> Goal:
Reproduce the lines of the following material verbatim, omitting the pictures.

> Data records:
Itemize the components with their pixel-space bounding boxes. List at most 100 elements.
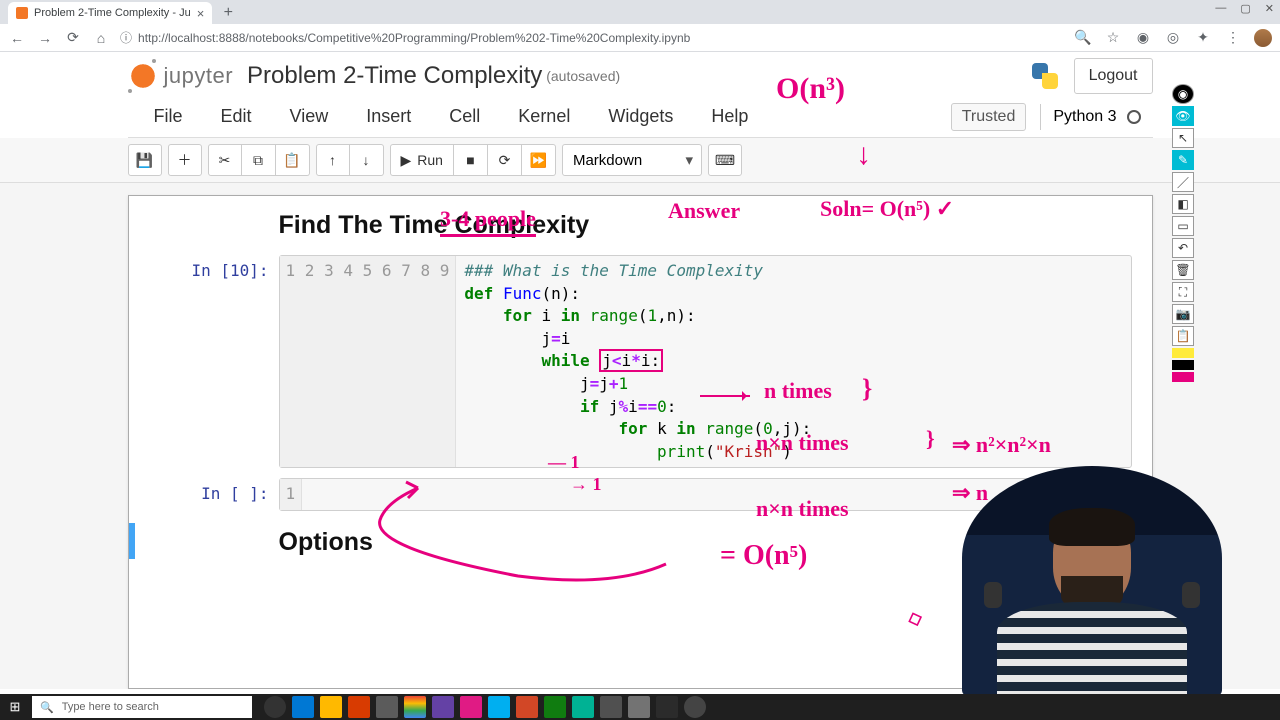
trusted-badge[interactable]: Trusted: [951, 103, 1027, 131]
paste-button[interactable]: 📋: [276, 144, 310, 176]
markdown-cell-heading[interactable]: Find The Time Complexity: [129, 206, 1152, 255]
command-palette-button[interactable]: ⌨: [708, 144, 742, 176]
mail-icon[interactable]: [348, 696, 370, 718]
menu-file[interactable]: File: [148, 100, 189, 133]
site-info-icon[interactable]: ⓘ: [120, 29, 132, 46]
undo-icon[interactable]: ↶: [1172, 238, 1194, 258]
jupyter-favicon: [16, 7, 28, 19]
app2-icon[interactable]: [460, 696, 482, 718]
menu-bar: File Edit View Insert Cell Kernel Widget…: [128, 96, 1153, 138]
app4-icon[interactable]: [544, 696, 566, 718]
line-gutter-empty: 1: [280, 479, 303, 510]
clipboard-icon[interactable]: 📋: [1172, 326, 1194, 346]
eraser-tool-icon[interactable]: ◧: [1172, 194, 1194, 214]
ext2-icon[interactable]: ◎: [1164, 29, 1182, 46]
color-yellow[interactable]: [1172, 348, 1194, 358]
star-icon[interactable]: ☆: [1104, 29, 1122, 46]
ext1-icon[interactable]: ◉: [1134, 29, 1152, 46]
menu-kernel[interactable]: Kernel: [512, 100, 576, 133]
search-icon: 🔍: [40, 701, 54, 714]
camera-icon[interactable]: 📷: [1172, 304, 1194, 324]
obs-icon[interactable]: [684, 696, 706, 718]
cortana-icon[interactable]: [264, 696, 286, 718]
menu-cell[interactable]: Cell: [443, 100, 486, 133]
app7-icon[interactable]: [628, 696, 650, 718]
restart-run-all-button[interactable]: ⏩: [522, 144, 556, 176]
app1-icon[interactable]: [432, 696, 454, 718]
home-icon[interactable]: ⌂: [92, 30, 110, 46]
cut-button[interactable]: ✂: [208, 144, 242, 176]
kernel-indicator[interactable]: Python 3: [1040, 104, 1152, 130]
reload-icon[interactable]: ⟳: [64, 29, 82, 46]
forward-icon[interactable]: →: [36, 30, 54, 46]
jupyter-logo[interactable]: jupyter: [128, 61, 234, 91]
menu-insert[interactable]: Insert: [360, 100, 417, 133]
copy-button[interactable]: ⧉: [242, 144, 276, 176]
code-editor[interactable]: ### What is the Time Complexity def Func…: [456, 256, 819, 467]
explorer-icon[interactable]: [320, 696, 342, 718]
cell-type-select[interactable]: Markdown: [562, 144, 702, 176]
menu-edit[interactable]: Edit: [215, 100, 258, 133]
store-icon[interactable]: [376, 696, 398, 718]
code-input-area[interactable]: 1 2 3 4 5 6 7 8 9 ### What is the Time C…: [279, 255, 1132, 468]
move-up-button[interactable]: ↑: [316, 144, 350, 176]
move-down-button[interactable]: ↓: [350, 144, 384, 176]
toolbar: 💾 ＋ ✂ ⧉ 📋 ↑ ↓ ▶ Run ■ ⟳ ⏩ Markdown ⌨: [128, 138, 1153, 182]
url-field[interactable]: ⓘ http://localhost:8888/notebooks/Compet…: [120, 29, 1064, 46]
powerpoint-icon[interactable]: [516, 696, 538, 718]
autosave-status: (autosaved): [546, 68, 620, 84]
browser-address-bar: ← → ⟳ ⌂ ⓘ http://localhost:8888/notebook…: [0, 24, 1280, 52]
pen-tool-icon[interactable]: ✎: [1172, 150, 1194, 170]
line-tool-icon[interactable]: ／: [1172, 172, 1194, 192]
back-icon[interactable]: ←: [8, 30, 26, 46]
jupyter-header: jupyter Problem 2-Time Complexity (autos…: [128, 52, 1153, 96]
heading-find-complexity: Find The Time Complexity: [279, 211, 1132, 240]
kernel-status-icon: [1127, 110, 1141, 124]
webcam-overlay: [962, 466, 1222, 696]
github-icon[interactable]: ◉: [1172, 84, 1194, 104]
maximize-icon[interactable]: ▢: [1240, 2, 1250, 15]
start-button[interactable]: ⊞: [0, 694, 30, 720]
tab-title: Problem 2-Time Complexity - Ju: [34, 7, 191, 19]
add-cell-button[interactable]: ＋: [168, 144, 202, 176]
app5-icon[interactable]: [572, 696, 594, 718]
restart-button[interactable]: ⟳: [488, 144, 522, 176]
code-editor-empty[interactable]: [302, 479, 328, 510]
menu-help[interactable]: Help: [705, 100, 754, 133]
jupyter-logo-icon: [128, 61, 158, 91]
python-logo-icon: [1030, 61, 1060, 91]
color-black[interactable]: [1172, 360, 1194, 370]
color-magenta[interactable]: [1172, 372, 1194, 382]
extensions-icon[interactable]: ✦: [1194, 29, 1212, 46]
interrupt-button[interactable]: ■: [454, 144, 488, 176]
pointer-tool-icon[interactable]: ↖: [1172, 128, 1194, 148]
edge-icon[interactable]: [292, 696, 314, 718]
close-tab-icon[interactable]: ×: [197, 6, 205, 21]
taskbar-search[interactable]: 🔍 Type here to search: [32, 696, 252, 718]
menu-widgets[interactable]: Widgets: [602, 100, 679, 133]
close-window-icon[interactable]: ✕: [1265, 2, 1274, 15]
code-cell[interactable]: In [10]: 1 2 3 4 5 6 7 8 9 ### What is t…: [129, 255, 1152, 468]
notebook-title[interactable]: Problem 2-Time Complexity: [247, 62, 542, 90]
menu-dots-icon[interactable]: ⋮: [1224, 29, 1242, 46]
browser-tab[interactable]: Problem 2-Time Complexity - Ju ×: [8, 2, 212, 24]
app6-icon[interactable]: [600, 696, 622, 718]
menu-view[interactable]: View: [284, 100, 335, 133]
save-button[interactable]: 💾: [128, 144, 162, 176]
rect-tool-icon[interactable]: ▭: [1172, 216, 1194, 236]
new-tab-button[interactable]: +: [218, 3, 238, 23]
app3-icon[interactable]: [488, 696, 510, 718]
eye-toggle-icon[interactable]: 👁: [1172, 106, 1194, 126]
input-prompt: In [10]:: [129, 255, 279, 468]
search-placeholder: Type here to search: [62, 701, 159, 713]
profile-avatar[interactable]: [1254, 29, 1272, 47]
terminal-icon[interactable]: [656, 696, 678, 718]
screenshot-icon[interactable]: ⛶: [1172, 282, 1194, 302]
zoom-icon[interactable]: 🔍: [1074, 29, 1092, 46]
run-button[interactable]: ▶ Run: [390, 144, 454, 176]
trash-icon[interactable]: 🗑: [1172, 260, 1194, 280]
logout-button[interactable]: Logout: [1074, 58, 1153, 94]
chrome-icon[interactable]: [404, 696, 426, 718]
minimize-icon[interactable]: —: [1215, 2, 1226, 15]
line-gutter: 1 2 3 4 5 6 7 8 9: [280, 256, 457, 467]
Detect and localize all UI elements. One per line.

> Written solution:
Itemize the components with their pixel-space bounding boxes. List at most 100 elements.
trusted-badge[interactable]: Trusted: [951, 103, 1027, 131]
paste-button[interactable]: 📋: [276, 144, 310, 176]
markdown-cell-heading[interactable]: Find The Time Complexity: [129, 206, 1152, 255]
command-palette-button[interactable]: ⌨: [708, 144, 742, 176]
mail-icon[interactable]: [348, 696, 370, 718]
menu-file[interactable]: File: [148, 100, 189, 133]
site-info-icon[interactable]: ⓘ: [120, 29, 132, 46]
undo-icon[interactable]: ↶: [1172, 238, 1194, 258]
jupyter-favicon: [16, 7, 28, 19]
app2-icon[interactable]: [460, 696, 482, 718]
menu-bar: File Edit View Insert Cell Kernel Widget…: [128, 96, 1153, 138]
app4-icon[interactable]: [544, 696, 566, 718]
line-gutter-empty: 1: [280, 479, 303, 510]
clipboard-icon[interactable]: 📋: [1172, 326, 1194, 346]
eraser-tool-icon[interactable]: ◧: [1172, 194, 1194, 214]
ext2-icon[interactable]: ◎: [1164, 29, 1182, 46]
color-yellow[interactable]: [1172, 348, 1194, 358]
star-icon[interactable]: ☆: [1104, 29, 1122, 46]
ext1-icon[interactable]: ◉: [1134, 29, 1152, 46]
menu-kernel[interactable]: Kernel: [512, 100, 576, 133]
search-icon: 🔍: [40, 701, 54, 714]
camera-icon[interactable]: 📷: [1172, 304, 1194, 324]
obs-icon[interactable]: [684, 696, 706, 718]
cortana-icon[interactable]: [264, 696, 286, 718]
menu-cell[interactable]: Cell: [443, 100, 486, 133]
app7-icon[interactable]: [628, 696, 650, 718]
restart-run-all-button[interactable]: ⏩: [522, 144, 556, 176]
app1-icon[interactable]: [432, 696, 454, 718]
home-icon[interactable]: ⌂: [92, 30, 110, 46]
cut-button[interactable]: ✂: [208, 144, 242, 176]
kernel-indicator[interactable]: Python 3: [1040, 104, 1152, 130]
reload-icon[interactable]: ⟳: [64, 29, 82, 46]
forward-icon[interactable]: →: [36, 30, 54, 46]
jupyter-logo[interactable]: jupyter: [128, 61, 234, 91]
menu-insert[interactable]: Insert: [360, 100, 417, 133]
copy-button[interactable]: ⧉: [242, 144, 276, 176]
code-editor[interactable]: ### What is the Time Complexity def Func…: [456, 256, 819, 467]
explorer-icon[interactable]: [320, 696, 342, 718]
cell-type-select[interactable]: Markdown: [562, 144, 702, 176]
menu-edit[interactable]: Edit: [215, 100, 258, 133]
store-icon[interactable]: [376, 696, 398, 718]
code-input-area[interactable]: 1 2 3 4 5 6 7 8 9 ### What is the Time C…: [279, 255, 1132, 468]
move-up-button[interactable]: ↑: [316, 144, 350, 176]
move-down-button[interactable]: ↓: [350, 144, 384, 176]
toolbar: 💾 ＋ ✂ ⧉ 📋 ↑ ↓ ▶ Run ■ ⟳ ⏩ Markdown ⌨: [128, 138, 1153, 182]
url-field[interactable]: ⓘ http://localhost:8888/notebooks/Compet…: [120, 29, 1064, 46]
powerpoint-icon[interactable]: [516, 696, 538, 718]
autosave-status: (autosaved): [546, 68, 620, 84]
browser-address-bar: ← → ⟳ ⌂ ⓘ http://localhost:8888/notebook…: [0, 24, 1280, 52]
pen-tool-icon[interactable]: ✎: [1172, 150, 1194, 170]
line-tool-icon[interactable]: ／: [1172, 172, 1194, 192]
back-icon[interactable]: ←: [8, 30, 26, 46]
jupyter-header: jupyter Problem 2-Time Complexity (autos…: [128, 52, 1153, 96]
heading-find-complexity: Find The Time Complexity: [279, 211, 1132, 240]
kernel-status-icon: [1127, 110, 1141, 124]
webcam-overlay: [962, 466, 1222, 696]
github-icon[interactable]: ◉: [1172, 84, 1194, 104]
maximize-icon[interactable]: ▢: [1240, 2, 1250, 15]
start-button[interactable]: ⊞: [0, 694, 30, 720]
tab-title: Problem 2-Time Complexity - Ju: [34, 7, 191, 19]
add-cell-button[interactable]: ＋: [168, 144, 202, 176]
app5-icon[interactable]: [572, 696, 594, 718]
restart-button[interactable]: ⟳: [488, 144, 522, 176]
code-editor-empty[interactable]: [302, 479, 328, 510]
menu-help[interactable]: Help: [705, 100, 754, 133]
jupyter-logo-icon: [128, 61, 158, 91]
python-logo-icon: [1030, 61, 1060, 91]
color-black[interactable]: [1172, 360, 1194, 370]
color-magenta[interactable]: [1172, 372, 1194, 382]
extensions-icon[interactable]: ✦: [1194, 29, 1212, 46]
interrupt-button[interactable]: ■: [454, 144, 488, 176]
pointer-tool-icon[interactable]: ↖: [1172, 128, 1194, 148]
edge-icon[interactable]: [292, 696, 314, 718]
close-tab-icon[interactable]: ×: [197, 6, 205, 21]
taskbar-search[interactable]: 🔍 Type here to search: [32, 696, 252, 718]
menu-widgets[interactable]: Widgets: [602, 100, 679, 133]
close-window-icon[interactable]: ✕: [1265, 2, 1274, 15]
code-cell[interactable]: In [10]: 1 2 3 4 5 6 7 8 9 ### What is t…: [129, 255, 1152, 468]
notebook-title[interactable]: Problem 2-Time Complexity: [247, 62, 542, 90]
menu-dots-icon[interactable]: ⋮: [1224, 29, 1242, 46]
browser-tab[interactable]: Problem 2-Time Complexity - Ju ×: [8, 2, 212, 24]
app6-icon[interactable]: [600, 696, 622, 718]
menu-view[interactable]: View: [284, 100, 335, 133]
save-button[interactable]: 💾: [128, 144, 162, 176]
rect-tool-icon[interactable]: ▭: [1172, 216, 1194, 236]
new-tab-button[interactable]: +: [218, 3, 238, 23]
app3-icon[interactable]: [488, 696, 510, 718]
eye-toggle-icon[interactable]: 👁: [1172, 106, 1194, 126]
input-prompt: In [10]:: [129, 255, 279, 468]
search-placeholder: Type here to search: [62, 701, 159, 713]
profile-avatar[interactable]: [1254, 29, 1272, 47]
terminal-icon[interactable]: [656, 696, 678, 718]
screenshot-icon[interactable]: ⛶: [1172, 282, 1194, 302]
zoom-icon[interactable]: 🔍: [1074, 29, 1092, 46]
run-button[interactable]: ▶ Run: [390, 144, 454, 176]
trash-icon[interactable]: 🗑: [1172, 260, 1194, 280]
logout-button[interactable]: Logout: [1074, 58, 1153, 94]
chrome-icon[interactable]: [404, 696, 426, 718]
minimize-icon[interactable]: —: [1215, 2, 1226, 15]
line-gutter: 1 2 3 4 5 6 7 8 9: [280, 256, 457, 467]
Detect and localize all UI elements. One per line.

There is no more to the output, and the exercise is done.